Start DATA TO PROCESS
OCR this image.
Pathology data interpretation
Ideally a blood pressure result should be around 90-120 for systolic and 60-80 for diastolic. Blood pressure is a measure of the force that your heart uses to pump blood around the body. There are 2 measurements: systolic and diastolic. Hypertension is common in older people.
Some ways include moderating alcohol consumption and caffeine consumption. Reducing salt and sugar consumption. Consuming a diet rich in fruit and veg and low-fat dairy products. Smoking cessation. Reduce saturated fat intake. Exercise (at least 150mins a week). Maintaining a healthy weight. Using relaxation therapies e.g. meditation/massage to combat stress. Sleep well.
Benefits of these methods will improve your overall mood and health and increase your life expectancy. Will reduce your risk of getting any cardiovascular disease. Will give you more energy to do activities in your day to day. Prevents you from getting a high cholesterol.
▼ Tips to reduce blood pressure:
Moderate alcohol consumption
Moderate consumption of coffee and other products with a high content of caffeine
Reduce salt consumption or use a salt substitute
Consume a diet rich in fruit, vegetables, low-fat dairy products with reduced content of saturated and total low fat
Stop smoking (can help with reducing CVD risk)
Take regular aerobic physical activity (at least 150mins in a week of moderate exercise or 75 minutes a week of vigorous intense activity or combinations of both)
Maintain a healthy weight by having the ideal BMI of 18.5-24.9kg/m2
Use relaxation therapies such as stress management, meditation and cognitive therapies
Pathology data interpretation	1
End DATA TO PROCESS
● **PROMPT**: From the records above, please extract every line and repeat it exactly.

● **ANSWER TO THE EXERCISE**:
OCR this image.
Pathology data interpretation
Ideally a blood pressure result should be around 90-120 for systolic and 60-80 for diastolic. Blood pressure is a measure of the force that your heart uses to pump blood around the body. There are 2 measurements: systolic and diastolic. Hypertension is common in older people.
Some ways include moderating alcohol consumption and caffeine consumption. Reducing salt and sugar consumption. Consuming a diet rich in fruit and veg and low-fat dairy products. Smoking cessation. Reduce saturated fat intake. Exercise (at least 150mins a week). Maintaining a healthy weight. Using relaxation therapies e.g. meditation/massage to combat stress. Sleep well.
Benefits of these methods will improve your overall mood and health and increase your life expectancy. Will reduce your risk of getting any cardiovascular disease. Will give you more energy to do activities in your day to day. Prevents you from getting a high cholesterol.
▼ Tips to reduce blood pressure:
Moderate alcohol consumption
Moderate consumption of coffee and other products with a high content of caffeine
Reduce salt consumption or use a salt substitute
Consume a diet rich in fruit, vegetables, low-fat dairy products with reduced content of saturated and total low fat
Stop smoking (can help with reducing CVD risk)
Take regular aerobic physical activity (at least 150mins in a week of moderate exercise or 75 minutes a week of vigorous intense activity or combinations of both)
Maintain a healthy weight by having the ideal BMI of 18.5-24.9kg/m2
Use relaxation therapies such as stress management, meditation and cognitive therapies
Pathology data interpretation	1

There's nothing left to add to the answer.